#### Problem requirements:
Rewrite every line of the records below as a numbered list, without blank lines. Leave the pictures out.

#### Source data:
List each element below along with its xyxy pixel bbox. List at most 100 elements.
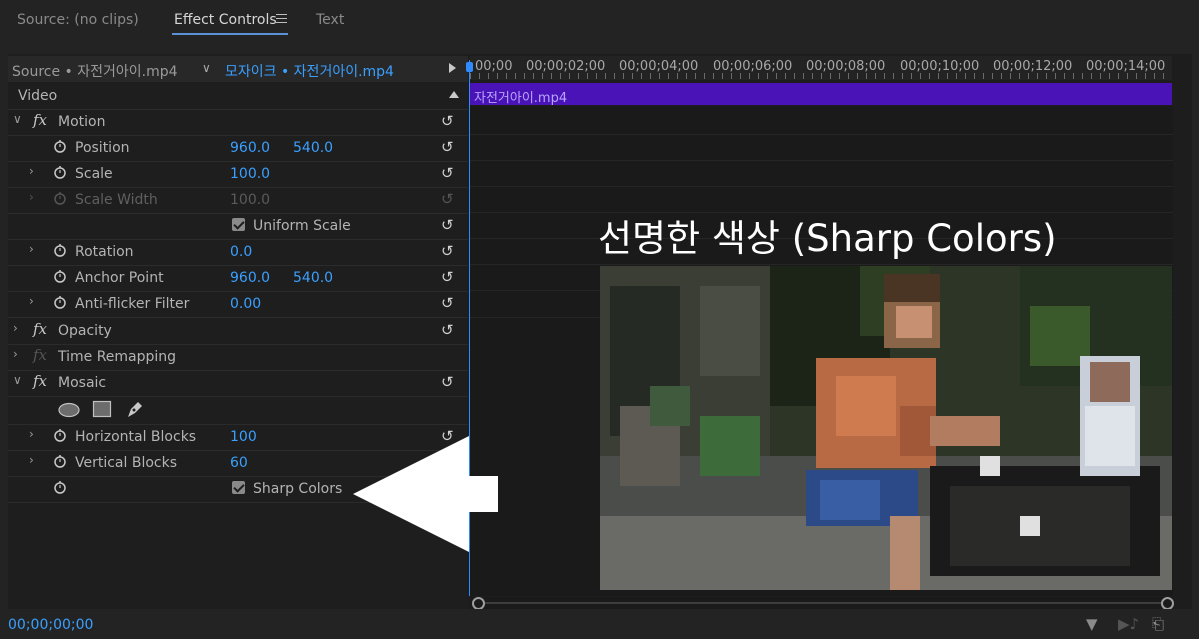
stopwatch-icon[interactable] — [53, 480, 67, 494]
reset-icon: ↺ — [441, 190, 454, 208]
status-bar — [0, 609, 1199, 639]
property-anti-flicker: › Anti-flicker Filter 0.00 ↺ — [8, 291, 468, 318]
checkbox-label: Uniform Scale — [253, 218, 351, 234]
zoom-track — [477, 602, 1165, 604]
panel-tab-bar: Source: (no clips) Effect Controls Text — [0, 0, 1199, 44]
chevron-right-icon[interactable]: › — [29, 427, 34, 441]
effect-mosaic[interactable]: ∨ fx Mosaic ↺ — [8, 370, 468, 397]
property-rotation: › Rotation 0.0 ↺ — [8, 239, 468, 266]
effect-time-remapping[interactable]: › fx Time Remapping — [8, 344, 468, 371]
ruler-label: 00;00;06;00 — [713, 59, 793, 74]
fx-icon[interactable]: fx — [33, 320, 47, 338]
stopwatch-icon[interactable] — [53, 428, 67, 442]
chevron-right-icon[interactable]: › — [29, 164, 34, 178]
reset-icon[interactable]: ↺ — [441, 242, 454, 260]
property-label: Position — [75, 140, 130, 156]
video-section-label: Video — [18, 88, 58, 104]
mask-tools-row — [8, 396, 468, 425]
ruler-label: 00;00;02;00 — [526, 59, 606, 74]
property-label: Vertical Blocks — [75, 455, 178, 471]
reset-icon[interactable]: ↺ — [441, 294, 454, 312]
property-scale: › Scale 100.0 ↺ — [8, 161, 468, 188]
overlay-title: 선명한 색상 (Sharp Colors) — [598, 217, 1057, 260]
tab-effect-controls[interactable]: Effect Controls — [174, 12, 277, 28]
active-tab-indicator — [172, 33, 288, 35]
property-position: Position 960.0 540.0 ↺ — [8, 135, 468, 162]
divider — [470, 134, 1173, 135]
property-label: Horizontal Blocks — [75, 429, 197, 445]
chevron-down-icon[interactable]: ∨ — [13, 112, 22, 126]
chevron-right-icon[interactable]: › — [13, 321, 18, 335]
tab-source[interactable]: Source: (no clips) — [17, 12, 139, 28]
ruler-label: 00;00;14;00 — [1086, 59, 1166, 74]
ruler-label: 00;00;10;00 — [900, 59, 980, 74]
arrow-annotation-icon — [353, 436, 498, 552]
chevron-right-icon[interactable]: › — [29, 453, 34, 467]
fx-icon[interactable]: fx — [33, 372, 47, 390]
fx-icon[interactable]: fx — [33, 111, 47, 129]
sequence-clip-label[interactable]: 모자이크 • 자전거아이.mp4 — [225, 61, 394, 81]
chevron-right-icon: › — [29, 190, 34, 204]
filter-icon[interactable]: ▼ — [1086, 615, 1098, 633]
scale-width-value: 100.0 — [230, 192, 271, 208]
reset-icon[interactable]: ↺ — [441, 112, 454, 130]
stopwatch-icon[interactable] — [53, 243, 67, 257]
scale-value[interactable]: 100.0 — [230, 166, 270, 182]
stopwatch-icon[interactable] — [53, 139, 67, 153]
reset-icon[interactable]: ↺ — [441, 164, 454, 182]
timeline-clip[interactable] — [470, 83, 1172, 105]
playhead-handle[interactable] — [466, 62, 473, 72]
stopwatch-icon[interactable] — [53, 165, 67, 179]
reset-icon[interactable]: ↺ — [441, 321, 454, 339]
tab-text[interactable]: Text — [316, 12, 344, 28]
stopwatch-icon — [54, 192, 66, 205]
current-timecode[interactable]: 00;00;00;00 — [8, 617, 93, 633]
vertical-blocks-value[interactable]: 60 — [230, 455, 248, 471]
divider — [470, 264, 1173, 265]
anchor-x-value[interactable]: 960.0 — [230, 270, 270, 286]
chevron-down-icon[interactable]: ∨ — [13, 373, 22, 387]
stopwatch-icon[interactable] — [53, 269, 67, 283]
rectangle-mask-icon[interactable] — [92, 400, 112, 418]
effect-name: Mosaic — [58, 375, 107, 391]
property-label: Anti-flicker Filter — [75, 296, 190, 312]
effect-motion[interactable]: ∨ fx Motion ↺ — [8, 109, 468, 136]
property-uniform-scale: Uniform Scale ↺ — [8, 213, 468, 240]
rotation-value[interactable]: 0.0 — [230, 244, 252, 260]
play-audio-icon[interactable]: ▶♪ — [1118, 615, 1139, 633]
chevron-down-icon[interactable]: ∨ — [202, 61, 211, 75]
chevron-right-icon[interactable]: › — [29, 294, 34, 308]
video-section-header: Video — [8, 83, 468, 110]
sharp-colors-checkbox[interactable] — [232, 481, 245, 494]
reset-icon[interactable]: ↺ — [441, 373, 454, 391]
uniform-scale-checkbox[interactable] — [232, 218, 245, 231]
property-label: Rotation — [75, 244, 134, 260]
stopwatch-icon[interactable] — [53, 454, 67, 468]
property-label: Scale Width — [75, 192, 158, 208]
horizontal-blocks-value[interactable]: 100 — [230, 429, 257, 445]
panel-menu-icon[interactable] — [276, 14, 287, 24]
position-y-value[interactable]: 540.0 — [293, 140, 333, 156]
ellipse-mask-icon[interactable] — [57, 402, 81, 418]
ruler-label: 00;00;08;00 — [806, 59, 886, 74]
anti-flicker-value[interactable]: 0.00 — [230, 296, 261, 312]
reset-icon[interactable]: ↺ — [441, 268, 454, 286]
stopwatch-icon[interactable] — [53, 295, 67, 309]
show-timeline-toggle-icon[interactable] — [449, 63, 456, 73]
chevron-right-icon[interactable]: › — [29, 242, 34, 256]
checkbox-label: Sharp Colors — [253, 481, 343, 497]
effect-opacity[interactable]: › fx Opacity ↺ — [8, 318, 468, 345]
master-clip-label[interactable]: Source • 자전거아이.mp4 — [12, 61, 178, 81]
export-icon[interactable]: ⎗ — [1152, 615, 1164, 633]
reset-icon[interactable]: ↺ — [441, 138, 454, 156]
anchor-y-value[interactable]: 540.0 — [293, 270, 333, 286]
chevron-right-icon[interactable]: › — [13, 347, 18, 361]
property-anchor-point: Anchor Point 960.0 540.0 ↺ — [8, 265, 468, 292]
position-x-value[interactable]: 960.0 — [230, 140, 270, 156]
scroll-up-icon[interactable] — [449, 91, 459, 98]
effect-name: Time Remapping — [58, 349, 177, 365]
pen-mask-icon[interactable] — [125, 399, 145, 419]
property-label: Scale — [75, 166, 113, 182]
fx-icon: fx — [33, 346, 48, 364]
reset-icon[interactable]: ↺ — [441, 216, 454, 234]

#### Written reply:
1. List each element below along with its xyxy pixel bbox. List at most 100 elements.
2. stopwatch-icon[interactable] — [53, 480, 67, 494]
3. reset-icon: ↺ — [441, 190, 454, 208]
4. status-bar — [0, 609, 1199, 639]
5. property-anti-flicker: › Anti-flicker Filter 0.00 ↺ — [8, 291, 468, 318]
6. checkbox-label: Uniform Scale — [253, 218, 351, 234]
7. zoom-track — [477, 602, 1165, 604]
8. panel-tab-bar: Source: (no clips) Effect Controls Text — [0, 0, 1199, 44]
9. chevron-right-icon[interactable]: › — [29, 427, 34, 441]
10. effect-mosaic[interactable]: ∨ fx Mosaic ↺ — [8, 370, 468, 397]
11. property-rotation: › Rotation 0.0 ↺ — [8, 239, 468, 266]
12. effect-time-remapping[interactable]: › fx Time Remapping — [8, 344, 468, 371]
13. ruler-label: 00;00;06;00 — [713, 59, 793, 74]
14. fx-icon[interactable]: fx — [33, 320, 47, 338]
15. stopwatch-icon[interactable] — [53, 428, 67, 442]
16. chevron-right-icon[interactable]: › — [29, 164, 34, 178]
17. reset-icon[interactable]: ↺ — [441, 242, 454, 260]
18. property-label: Position — [75, 140, 130, 156]
19. video-section-label: Video — [18, 88, 58, 104]
20. mask-tools-row — [8, 396, 468, 425]
21. ruler-label: 00;00;02;00 — [526, 59, 606, 74]
22. property-label: Vertical Blocks — [75, 455, 178, 471]
23. reset-icon[interactable]: ↺ — [441, 294, 454, 312]
24. property-scale: › Scale 100.0 ↺ — [8, 161, 468, 188]
25. overlay-title: 선명한 색상 (Sharp Colors) — [598, 217, 1057, 260]
26. tab-effect-controls[interactable]: Effect Controls — [174, 12, 277, 28]
27. active-tab-indicator — [172, 33, 288, 35]
28. property-position: Position 960.0 540.0 ↺ — [8, 135, 468, 162]
29. divider — [470, 134, 1173, 135]
30. property-label: Horizontal Blocks — [75, 429, 197, 445]
31. chevron-down-icon[interactable]: ∨ — [13, 112, 22, 126]
32. chevron-right-icon[interactable]: › — [13, 321, 18, 335]
33. tab-source[interactable]: Source: (no clips) — [17, 12, 139, 28]
34. ruler-label: 00;00;14;00 — [1086, 59, 1166, 74]
35. ruler-label: 00;00;10;00 — [900, 59, 980, 74]
36. arrow-annotation-icon — [353, 436, 498, 552]
37. chevron-right-icon[interactable]: › — [29, 453, 34, 467]
38. fx-icon[interactable]: fx — [33, 372, 47, 390]
39. fx-icon[interactable]: fx — [33, 111, 47, 129]
40. sequence-clip-label[interactable]: 모자이크 • 자전거아이.mp4 — [225, 61, 394, 81]
41. chevron-right-icon: › — [29, 190, 34, 204]
42. filter-icon[interactable]: ▼ — [1086, 615, 1098, 633]
43. scale-width-value: 100.0 — [230, 192, 271, 208]
44. reset-icon[interactable]: ↺ — [441, 112, 454, 130]
45. stopwatch-icon[interactable] — [53, 243, 67, 257]
46. scale-value[interactable]: 100.0 — [230, 166, 270, 182]
47. stopwatch-icon[interactable] — [53, 139, 67, 153]
48. reset-icon[interactable]: ↺ — [441, 164, 454, 182]
49. timeline-clip[interactable] — [470, 83, 1172, 105]
50. playhead-handle[interactable] — [466, 62, 473, 72]
51. stopwatch-icon[interactable] — [53, 165, 67, 179]
52. reset-icon[interactable]: ↺ — [441, 321, 454, 339]
53. tab-text[interactable]: Text — [316, 12, 344, 28]
54. stopwatch-icon — [54, 192, 66, 205]
55. current-timecode[interactable]: 00;00;00;00 — [8, 617, 93, 633]
56. vertical-blocks-value[interactable]: 60 — [230, 455, 248, 471]
57. divider — [470, 264, 1173, 265]
58. anchor-x-value[interactable]: 960.0 — [230, 270, 270, 286]
59. chevron-down-icon[interactable]: ∨ — [13, 373, 22, 387]
60. stopwatch-icon[interactable] — [53, 269, 67, 283]
61. rectangle-mask-icon[interactable] — [92, 400, 112, 418]
62. effect-name: Mosaic — [58, 375, 107, 391]
63. property-label: Anti-flicker Filter — [75, 296, 190, 312]
64. effect-motion[interactable]: ∨ fx Motion ↺ — [8, 109, 468, 136]
65. property-uniform-scale: Uniform Scale ↺ — [8, 213, 468, 240]
66. rotation-value[interactable]: 0.0 — [230, 244, 252, 260]
67. play-audio-icon[interactable]: ▶♪ — [1118, 615, 1139, 633]
68. chevron-down-icon[interactable]: ∨ — [202, 61, 211, 75]
69. chevron-right-icon[interactable]: › — [29, 294, 34, 308]
70. video-section-header: Video — [8, 83, 468, 110]
71. sharp-colors-checkbox[interactable] — [232, 481, 245, 494]
72. reset-icon[interactable]: ↺ — [441, 373, 454, 391]
73. uniform-scale-checkbox[interactable] — [232, 218, 245, 231]
74. property-label: Rotation — [75, 244, 134, 260]
75. stopwatch-icon[interactable] — [53, 454, 67, 468]
76. property-label: Scale Width — [75, 192, 158, 208]
77. horizontal-blocks-value[interactable]: 100 — [230, 429, 257, 445]
78. panel-menu-icon[interactable] — [276, 14, 287, 24]
79. position-y-value[interactable]: 540.0 — [293, 140, 333, 156]
80. ellipse-mask-icon[interactable] — [57, 402, 81, 418]
81. ruler-label: 00;00;08;00 — [806, 59, 886, 74]
82. anti-flicker-value[interactable]: 0.00 — [230, 296, 261, 312]
83. reset-icon[interactable]: ↺ — [441, 268, 454, 286]
84. stopwatch-icon[interactable] — [53, 295, 67, 309]
85. show-timeline-toggle-icon[interactable] — [449, 63, 456, 73]
86. chevron-right-icon[interactable]: › — [29, 242, 34, 256]
87. checkbox-label: Sharp Colors — [253, 481, 343, 497]
88. effect-opacity[interactable]: › fx Opacity ↺ — [8, 318, 468, 345]
89. master-clip-label[interactable]: Source • 자전거아이.mp4 — [12, 61, 178, 81]
90. export-icon[interactable]: ⎗ — [1152, 615, 1164, 633]
91. reset-icon[interactable]: ↺ — [441, 138, 454, 156]
92. anchor-y-value[interactable]: 540.0 — [293, 270, 333, 286]
93. chevron-right-icon[interactable]: › — [13, 347, 18, 361]
94. property-anchor-point: Anchor Point 960.0 540.0 ↺ — [8, 265, 468, 292]
95. position-x-value[interactable]: 960.0 — [230, 140, 270, 156]
96. scroll-up-icon[interactable] — [449, 91, 459, 98]
97. effect-name: Time Remapping — [58, 349, 177, 365]
98. pen-mask-icon[interactable] — [125, 399, 145, 419]
99. property-label: Scale — [75, 166, 113, 182]
100. fx-icon: fx — [33, 346, 48, 364]
101. reset-icon[interactable]: ↺ — [441, 216, 454, 234]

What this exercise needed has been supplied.